## START RECORDS SUPPLIED

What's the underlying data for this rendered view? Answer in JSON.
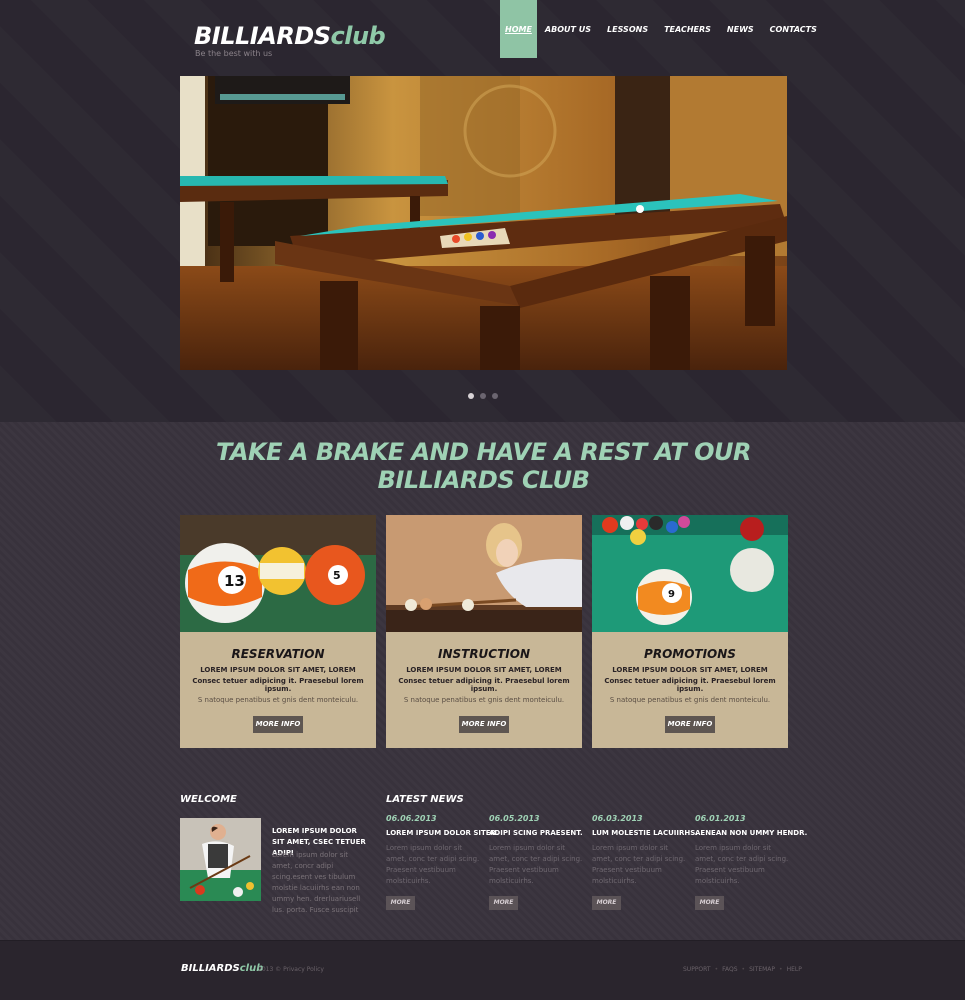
{
  "header": {
    "logo_main": "BILLIARDS",
    "logo_accent": "club",
    "tagline": "Be the best with us",
    "nav": [
      {
        "label": "HOME",
        "active": true
      },
      {
        "label": "ABOUT US"
      },
      {
        "label": "LESSONS"
      },
      {
        "label": "TEACHERS"
      },
      {
        "label": "NEWS"
      },
      {
        "label": "CONTACTS"
      }
    ]
  },
  "slider": {
    "slides": 3,
    "active_index": 0
  },
  "headline": {
    "line1": "TAKE A BRAKE AND HAVE A REST AT OUR",
    "line2": "BILLIARDS CLUB"
  },
  "cards": [
    {
      "title": "RESERVATION",
      "line1": "LOREM IPSUM DOLOR SIT AMET, LOREM",
      "line2": "Consec tetuer adipicing it. Praesebul lorem ipsum.",
      "line3": "S natoque penatibus et gnis dent monteiculu.",
      "button": "MORE INFO"
    },
    {
      "title": "INSTRUCTION",
      "line1": "LOREM IPSUM DOLOR SIT AMET, LOREM",
      "line2": "Consec tetuer adipicing it. Praesebul lorem ipsum.",
      "line3": "S natoque penatibus et gnis dent monteiculu.",
      "button": "MORE INFO"
    },
    {
      "title": "PROMOTIONS",
      "line1": "LOREM IPSUM DOLOR SIT AMET, LOREM",
      "line2": "Consec tetuer adipicing it. Praesebul lorem ipsum.",
      "line3": "S natoque penatibus et gnis dent monteiculu.",
      "button": "MORE INFO"
    }
  ],
  "welcome": {
    "heading": "WELCOME",
    "title": "LOREM IPSUM DOLOR SIT AMET, CSEC TETUER ADIPI",
    "body": "Lorem ipsum dolor sit amet, concr adipi scing.esent ves tibulum molstie lacuiirhs ean non ummy hen. drerluariusell lus. porta. Fusce suscipit"
  },
  "news": {
    "heading": "LATEST NEWS",
    "items": [
      {
        "date": "06.06.2013",
        "title": "LOREM IPSUM DOLOR SITER.",
        "body": "Lorem ipsum dolor sit amet, conc ter adipi scing. Praesent vestibuum molsticuirhs.",
        "button": "MORE"
      },
      {
        "date": "06.05.2013",
        "title": "ADIPI SCING PRAESENT.",
        "body": "Lorem ipsum dolor sit amet, conc ter adipi scing. Praesent vestibuum molsticuirhs.",
        "button": "MORE"
      },
      {
        "date": "06.03.2013",
        "title": "LUM MOLESTIE LACUIIRHS.",
        "body": "Lorem ipsum dolor sit amet, conc ter adipi scing. Praesent vestibuum molsticuirhs.",
        "button": "MORE"
      },
      {
        "date": "06.01.2013",
        "title": "AENEAN NON UMMY HENDR.",
        "body": "Lorem ipsum dolor sit amet, conc ter adipi scing. Praesent vestibuum molsticuirhs.",
        "button": "MORE"
      }
    ]
  },
  "footer": {
    "logo_main": "BILLIARDS",
    "logo_accent": "club",
    "copyright": "2013 © Privacy Policy",
    "links": [
      "SUPPORT",
      "FAQS",
      "SITEMAP",
      "HELP"
    ]
  },
  "colors": {
    "accent": "#8fc4a5",
    "card_bg": "#c8b797",
    "background": "#2b2630"
  }
}
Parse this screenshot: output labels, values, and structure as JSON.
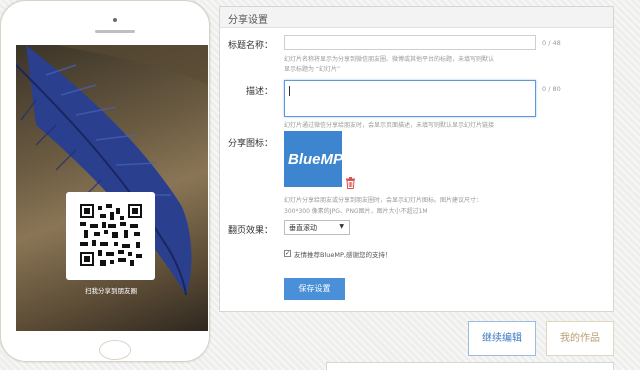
{
  "phone": {
    "qr_caption": "扫我分享到朋友圈"
  },
  "panel": {
    "header": "分享设置",
    "title_field": {
      "label": "标题名称：",
      "value": "",
      "counter": "0 / 48",
      "hint_line1": "幻灯片名称将显示为分享到微信朋友圈、微博或其他平台的标题，未填写则默认",
      "hint_line2": "显示标题为 “幻灯片”"
    },
    "description_field": {
      "label": "描述：",
      "value": "",
      "counter": "0 / 80",
      "hint": "幻灯片通过微信分享给朋友时，会显示页面描述，未填写则默认显示幻灯片链接"
    },
    "share_icon": {
      "label": "分享图标：",
      "logo_text": "BlueMP",
      "icon": "trash-icon",
      "hint_line1": "幻灯片分享给朋友或分享到朋友圈时，会显示幻灯片图标。图片建议尺寸：",
      "hint_line2": "300*300 像素的JPG、PNG图片，图片大小不超过1M"
    },
    "page_effect": {
      "label": "翻页效果：",
      "selected": "垂直滚动"
    },
    "recommend": {
      "checked": true,
      "label": "友情推荐BlueMP,感谢您的支持！"
    },
    "save_label": "保存设置"
  },
  "actions": {
    "continue_label": "继续编辑",
    "my_works_label": "我的作品"
  },
  "colors": {
    "accent": "#4a90d9",
    "logo_bg": "#3d86cf",
    "delete_icon": "#d9534f",
    "works_text": "#b59f6e"
  }
}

## END RECORDS SUPPLIED

■ PROBLEM TO WORK ON
Without the pictures, retype the whole of the material above exactly.

■ COMPLETE RESPONSE
What's the underlying data for this rendered view? Answer in JSON.
{
  "header": {
    "logo_main": "BILLIARDS",
    "logo_accent": "club",
    "tagline": "Be the best with us",
    "nav": [
      {
        "label": "HOME",
        "active": true
      },
      {
        "label": "ABOUT US"
      },
      {
        "label": "LESSONS"
      },
      {
        "label": "TEACHERS"
      },
      {
        "label": "NEWS"
      },
      {
        "label": "CONTACTS"
      }
    ]
  },
  "slider": {
    "slides": 3,
    "active_index": 0
  },
  "headline": {
    "line1": "TAKE A BRAKE AND HAVE A REST AT OUR",
    "line2": "BILLIARDS CLUB"
  },
  "cards": [
    {
      "title": "RESERVATION",
      "line1": "LOREM IPSUM DOLOR SIT AMET, LOREM",
      "line2": "Consec tetuer adipicing it. Praesebul lorem ipsum.",
      "line3": "S natoque penatibus et gnis dent monteiculu.",
      "button": "MORE INFO"
    },
    {
      "title": "INSTRUCTION",
      "line1": "LOREM IPSUM DOLOR SIT AMET, LOREM",
      "line2": "Consec tetuer adipicing it. Praesebul lorem ipsum.",
      "line3": "S natoque penatibus et gnis dent monteiculu.",
      "button": "MORE INFO"
    },
    {
      "title": "PROMOTIONS",
      "line1": "LOREM IPSUM DOLOR SIT AMET, LOREM",
      "line2": "Consec tetuer adipicing it. Praesebul lorem ipsum.",
      "line3": "S natoque penatibus et gnis dent monteiculu.",
      "button": "MORE INFO"
    }
  ],
  "welcome": {
    "heading": "WELCOME",
    "title": "LOREM IPSUM DOLOR SIT AMET, CSEC TETUER ADIPI",
    "body": "Lorem ipsum dolor sit amet, concr adipi scing.esent ves tibulum molstie lacuiirhs ean non ummy hen. drerluariusell lus. porta. Fusce suscipit"
  },
  "news": {
    "heading": "LATEST NEWS",
    "items": [
      {
        "date": "06.06.2013",
        "title": "LOREM IPSUM DOLOR SITER.",
        "body": "Lorem ipsum dolor sit amet, conc ter adipi scing. Praesent vestibuum molsticuirhs.",
        "button": "MORE"
      },
      {
        "date": "06.05.2013",
        "title": "ADIPI SCING PRAESENT.",
        "body": "Lorem ipsum dolor sit amet, conc ter adipi scing. Praesent vestibuum molsticuirhs.",
        "button": "MORE"
      },
      {
        "date": "06.03.2013",
        "title": "LUM MOLESTIE LACUIIRHS.",
        "body": "Lorem ipsum dolor sit amet, conc ter adipi scing. Praesent vestibuum molsticuirhs.",
        "button": "MORE"
      },
      {
        "date": "06.01.2013",
        "title": "AENEAN NON UMMY HENDR.",
        "body": "Lorem ipsum dolor sit amet, conc ter adipi scing. Praesent vestibuum molsticuirhs.",
        "button": "MORE"
      }
    ]
  },
  "footer": {
    "logo_main": "BILLIARDS",
    "logo_accent": "club",
    "copyright": "2013 © Privacy Policy",
    "links": [
      "SUPPORT",
      "FAQS",
      "SITEMAP",
      "HELP"
    ]
  },
  "colors": {
    "accent": "#8fc4a5",
    "card_bg": "#c8b797",
    "background": "#2b2630"
  }
}
Parse this screenshot: output labels, values, and structure as JSON.
{
  "phone": {
    "qr_caption": "扫我分享到朋友圈"
  },
  "panel": {
    "header": "分享设置",
    "title_field": {
      "label": "标题名称：",
      "value": "",
      "counter": "0 / 48",
      "hint_line1": "幻灯片名称将显示为分享到微信朋友圈、微博或其他平台的标题，未填写则默认",
      "hint_line2": "显示标题为 “幻灯片”"
    },
    "description_field": {
      "label": "描述：",
      "value": "",
      "counter": "0 / 80",
      "hint": "幻灯片通过微信分享给朋友时，会显示页面描述，未填写则默认显示幻灯片链接"
    },
    "share_icon": {
      "label": "分享图标：",
      "logo_text": "BlueMP",
      "icon": "trash-icon",
      "hint_line1": "幻灯片分享给朋友或分享到朋友圈时，会显示幻灯片图标。图片建议尺寸：",
      "hint_line2": "300*300 像素的JPG、PNG图片，图片大小不超过1M"
    },
    "page_effect": {
      "label": "翻页效果：",
      "selected": "垂直滚动"
    },
    "recommend": {
      "checked": true,
      "label": "友情推荐BlueMP,感谢您的支持！"
    },
    "save_label": "保存设置"
  },
  "actions": {
    "continue_label": "继续编辑",
    "my_works_label": "我的作品"
  },
  "colors": {
    "accent": "#4a90d9",
    "logo_bg": "#3d86cf",
    "delete_icon": "#d9534f",
    "works_text": "#b59f6e"
  }
}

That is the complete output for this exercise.